Otoritas keuangan dunia pun juga menyadari pentingnya sebuah kebijakan agar makroprudensial aman terjaga dan dapat melengkapi kebijakan lainnya dalam mengantisipasi terjadinya krisis keuangan akibat pandemi ini.. Namun, itu semua tidaklah cukup menjamin keberlanjutan stabilnya perekonomian kita, apabila kita tidak bijak dalam menghadapi pandemi Covid-19.
Memangnya, dimana posisi kita terhadap stabilnya sistem keuangan?
Sedikit kembali ke cerita kemacetan tadi, jika jalan raya terdiri dari ruas-ruas jalan yang dipenuhi berbagai macam jenis kendaraan, maka sistem keuangan juga seperti itu. Sistem keuangan terdiri dari bank, institusi keuangan non bank, perusahaan non keuangan, serta rumah tangga yang terhubung dengan insfrastruktur keuangan.

Soal Latihan
1. Menurut teks tentang sistem keuangan, mengapa kebijakan makroprudensial dan kebijakan lainnya belum cukup untuk menjamin keberlanjutan stabilnya perekonomian? Jelaskan dalam satu sampai tiga kalimat.
2. Tulis ulang bagian teks tentang sistem keuangan dari "Sedikit kembali ke" sampai "dengan insfrastruktur keuangan.", dengan mengganti "rumah tangga" menjadi "keluarga".

Data yang Ditampilkan
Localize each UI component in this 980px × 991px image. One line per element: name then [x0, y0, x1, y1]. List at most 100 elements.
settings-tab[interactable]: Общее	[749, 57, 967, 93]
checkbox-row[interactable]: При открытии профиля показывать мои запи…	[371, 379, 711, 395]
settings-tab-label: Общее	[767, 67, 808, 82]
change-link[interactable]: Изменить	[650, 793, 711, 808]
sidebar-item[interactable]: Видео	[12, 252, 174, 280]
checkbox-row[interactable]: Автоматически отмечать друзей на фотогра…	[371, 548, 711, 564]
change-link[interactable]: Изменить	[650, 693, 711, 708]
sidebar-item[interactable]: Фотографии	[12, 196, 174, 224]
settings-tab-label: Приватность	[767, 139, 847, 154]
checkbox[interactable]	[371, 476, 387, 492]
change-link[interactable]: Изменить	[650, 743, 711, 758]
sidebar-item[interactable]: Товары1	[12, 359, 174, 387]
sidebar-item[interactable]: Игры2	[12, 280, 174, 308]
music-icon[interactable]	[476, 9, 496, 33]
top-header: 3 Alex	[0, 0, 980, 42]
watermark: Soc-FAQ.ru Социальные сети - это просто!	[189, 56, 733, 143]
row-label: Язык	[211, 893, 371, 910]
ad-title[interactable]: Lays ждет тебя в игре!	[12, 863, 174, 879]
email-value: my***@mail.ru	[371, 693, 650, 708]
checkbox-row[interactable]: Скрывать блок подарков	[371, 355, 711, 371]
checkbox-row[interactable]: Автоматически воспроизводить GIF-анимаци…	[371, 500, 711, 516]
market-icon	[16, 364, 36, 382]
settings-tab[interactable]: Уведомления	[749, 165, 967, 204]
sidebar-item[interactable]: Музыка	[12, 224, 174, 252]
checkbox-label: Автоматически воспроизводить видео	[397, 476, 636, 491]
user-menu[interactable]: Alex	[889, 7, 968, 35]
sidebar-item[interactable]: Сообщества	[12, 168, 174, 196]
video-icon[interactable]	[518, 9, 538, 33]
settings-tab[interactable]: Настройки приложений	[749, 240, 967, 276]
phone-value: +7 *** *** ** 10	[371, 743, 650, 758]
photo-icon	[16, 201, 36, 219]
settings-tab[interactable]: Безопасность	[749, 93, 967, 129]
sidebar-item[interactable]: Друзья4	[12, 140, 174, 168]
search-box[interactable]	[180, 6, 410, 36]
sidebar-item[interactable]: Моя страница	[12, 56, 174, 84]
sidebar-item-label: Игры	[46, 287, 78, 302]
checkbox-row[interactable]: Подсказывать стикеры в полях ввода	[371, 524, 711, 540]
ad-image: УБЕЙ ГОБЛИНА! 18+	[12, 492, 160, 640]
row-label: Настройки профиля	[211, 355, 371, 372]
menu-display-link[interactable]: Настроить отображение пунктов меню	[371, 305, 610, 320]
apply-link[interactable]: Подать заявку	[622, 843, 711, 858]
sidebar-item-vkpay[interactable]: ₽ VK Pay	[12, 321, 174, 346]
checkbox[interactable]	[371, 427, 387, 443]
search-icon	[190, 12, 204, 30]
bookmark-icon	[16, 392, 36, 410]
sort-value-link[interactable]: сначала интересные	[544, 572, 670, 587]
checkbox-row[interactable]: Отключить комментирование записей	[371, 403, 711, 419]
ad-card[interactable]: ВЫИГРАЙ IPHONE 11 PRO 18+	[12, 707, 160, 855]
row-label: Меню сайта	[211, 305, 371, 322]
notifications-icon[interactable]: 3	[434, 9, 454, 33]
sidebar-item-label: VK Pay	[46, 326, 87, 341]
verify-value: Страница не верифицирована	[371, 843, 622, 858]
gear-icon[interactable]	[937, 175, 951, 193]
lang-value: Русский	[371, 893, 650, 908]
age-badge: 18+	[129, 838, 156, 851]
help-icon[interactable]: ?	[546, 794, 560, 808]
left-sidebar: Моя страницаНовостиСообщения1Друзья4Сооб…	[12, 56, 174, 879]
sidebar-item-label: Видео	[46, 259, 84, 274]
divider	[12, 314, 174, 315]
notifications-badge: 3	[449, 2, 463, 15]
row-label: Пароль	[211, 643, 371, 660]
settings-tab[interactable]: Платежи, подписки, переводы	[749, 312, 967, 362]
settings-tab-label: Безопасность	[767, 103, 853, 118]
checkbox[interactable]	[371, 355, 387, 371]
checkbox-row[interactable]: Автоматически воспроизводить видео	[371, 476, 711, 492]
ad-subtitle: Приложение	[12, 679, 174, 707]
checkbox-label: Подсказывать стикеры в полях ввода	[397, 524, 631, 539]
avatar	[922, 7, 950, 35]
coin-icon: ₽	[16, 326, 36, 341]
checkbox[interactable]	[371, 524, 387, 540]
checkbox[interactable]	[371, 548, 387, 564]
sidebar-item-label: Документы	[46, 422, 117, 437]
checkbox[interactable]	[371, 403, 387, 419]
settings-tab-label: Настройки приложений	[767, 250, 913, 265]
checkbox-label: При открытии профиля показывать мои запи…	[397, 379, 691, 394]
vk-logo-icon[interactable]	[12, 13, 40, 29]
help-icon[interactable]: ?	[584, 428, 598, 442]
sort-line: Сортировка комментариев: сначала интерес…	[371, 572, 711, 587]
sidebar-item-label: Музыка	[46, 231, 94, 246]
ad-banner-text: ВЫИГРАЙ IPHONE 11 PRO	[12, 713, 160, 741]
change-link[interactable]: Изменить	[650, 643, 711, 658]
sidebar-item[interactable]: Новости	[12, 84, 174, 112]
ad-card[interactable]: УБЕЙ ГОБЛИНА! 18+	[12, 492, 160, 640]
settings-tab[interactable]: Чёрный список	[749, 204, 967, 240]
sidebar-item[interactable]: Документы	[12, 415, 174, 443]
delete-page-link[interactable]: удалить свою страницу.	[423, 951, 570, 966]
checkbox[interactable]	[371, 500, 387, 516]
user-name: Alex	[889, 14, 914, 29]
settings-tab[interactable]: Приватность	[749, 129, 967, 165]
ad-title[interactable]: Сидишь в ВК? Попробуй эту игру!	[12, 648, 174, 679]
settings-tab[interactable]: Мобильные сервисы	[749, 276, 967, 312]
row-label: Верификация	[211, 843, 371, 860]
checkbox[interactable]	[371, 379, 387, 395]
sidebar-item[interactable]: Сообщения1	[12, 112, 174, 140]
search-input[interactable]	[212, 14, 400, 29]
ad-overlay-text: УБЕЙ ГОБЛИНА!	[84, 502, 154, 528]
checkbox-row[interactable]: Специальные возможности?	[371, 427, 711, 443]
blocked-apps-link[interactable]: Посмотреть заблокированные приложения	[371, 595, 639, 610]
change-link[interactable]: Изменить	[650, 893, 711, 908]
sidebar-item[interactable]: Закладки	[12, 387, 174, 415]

Jawaban yang Diharapkan
1. Kebijakan itu belum cukup karena stabilnya perekonomian tidak akan terjamin apabila kita tidak bijak dalam menghadapi pandemi Covid-19.

2.
Sedikit kembali ke cerita kemacetan tadi, jika jalan raya terdiri dari ruas-ruas jalan yang dipenuhi berbagai macam jenis kendaraan, maka sistem keuangan juga seperti itu. Sistem keuangan terdiri dari bank, institusi keuangan non bank, perusahaan non keuangan, serta keluarga yang terhubung dengan insfrastruktur keuangan.